*CHALLENGE*
Please output the entries below from the line that contains "What text is on this page?" through the final line, reproduced exactly and alone.

*THE RECORDS*
—————

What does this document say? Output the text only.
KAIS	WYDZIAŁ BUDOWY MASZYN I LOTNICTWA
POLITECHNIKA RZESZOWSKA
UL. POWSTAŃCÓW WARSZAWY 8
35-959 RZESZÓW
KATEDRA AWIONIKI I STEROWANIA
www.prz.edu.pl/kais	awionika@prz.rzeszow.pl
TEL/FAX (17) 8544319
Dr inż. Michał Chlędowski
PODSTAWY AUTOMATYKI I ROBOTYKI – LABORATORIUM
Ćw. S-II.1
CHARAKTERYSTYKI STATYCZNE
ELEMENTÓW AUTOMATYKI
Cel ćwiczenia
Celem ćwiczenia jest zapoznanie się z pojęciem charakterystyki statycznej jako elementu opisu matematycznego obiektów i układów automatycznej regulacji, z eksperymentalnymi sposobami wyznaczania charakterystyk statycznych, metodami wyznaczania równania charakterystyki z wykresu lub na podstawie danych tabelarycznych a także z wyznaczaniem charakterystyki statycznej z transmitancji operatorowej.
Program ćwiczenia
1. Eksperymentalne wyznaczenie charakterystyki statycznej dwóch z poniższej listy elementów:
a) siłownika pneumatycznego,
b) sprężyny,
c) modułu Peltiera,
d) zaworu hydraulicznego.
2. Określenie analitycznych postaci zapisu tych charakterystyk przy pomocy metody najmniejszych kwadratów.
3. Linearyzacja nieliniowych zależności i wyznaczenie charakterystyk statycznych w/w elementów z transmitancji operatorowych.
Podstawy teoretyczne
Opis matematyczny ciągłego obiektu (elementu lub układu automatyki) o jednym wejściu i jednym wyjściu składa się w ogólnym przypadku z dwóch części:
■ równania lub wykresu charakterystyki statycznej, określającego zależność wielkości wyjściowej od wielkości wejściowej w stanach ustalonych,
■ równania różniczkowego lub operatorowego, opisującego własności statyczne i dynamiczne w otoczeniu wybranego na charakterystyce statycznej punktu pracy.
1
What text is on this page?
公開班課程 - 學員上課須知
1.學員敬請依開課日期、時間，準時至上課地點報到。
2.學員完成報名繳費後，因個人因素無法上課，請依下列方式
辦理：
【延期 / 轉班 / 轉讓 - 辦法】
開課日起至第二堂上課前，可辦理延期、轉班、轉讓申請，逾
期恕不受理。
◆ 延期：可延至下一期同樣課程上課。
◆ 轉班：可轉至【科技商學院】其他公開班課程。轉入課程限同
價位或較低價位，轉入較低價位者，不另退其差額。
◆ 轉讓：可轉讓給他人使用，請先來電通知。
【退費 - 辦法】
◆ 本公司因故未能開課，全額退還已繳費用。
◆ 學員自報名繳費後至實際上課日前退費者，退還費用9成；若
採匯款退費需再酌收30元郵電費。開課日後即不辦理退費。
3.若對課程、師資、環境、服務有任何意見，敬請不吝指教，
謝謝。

—————

*SOLVED EXERCISE*
What text is on this page?
公開班課程 - 學員上課須知
1.學員敬請依開課日期、時間，準時至上課地點報到。
2.學員完成報名繳費後，因個人因素無法上課，請依下列方式
辦理：
【延期 / 轉班 / 轉讓 - 辦法】
開課日起至第二堂上課前，可辦理延期、轉班、轉讓申請，逾
期恕不受理。
◆ 延期：可延至下一期同樣課程上課。
◆ 轉班：可轉至【科技商學院】其他公開班課程。轉入課程限同
價位或較低價位，轉入較低價位者，不另退其差額。
◆ 轉讓：可轉讓給他人使用，請先來電通知。
【退費 - 辦法】
◆ 本公司因故未能開課，全額退還已繳費用。
◆ 學員自報名繳費後至實際上課日前退費者，退還費用9成；若
採匯款退費需再酌收30元郵電費。開課日後即不辦理退費。
3.若對課程、師資、環境、服務有任何意見，敬請不吝指教，
謝謝。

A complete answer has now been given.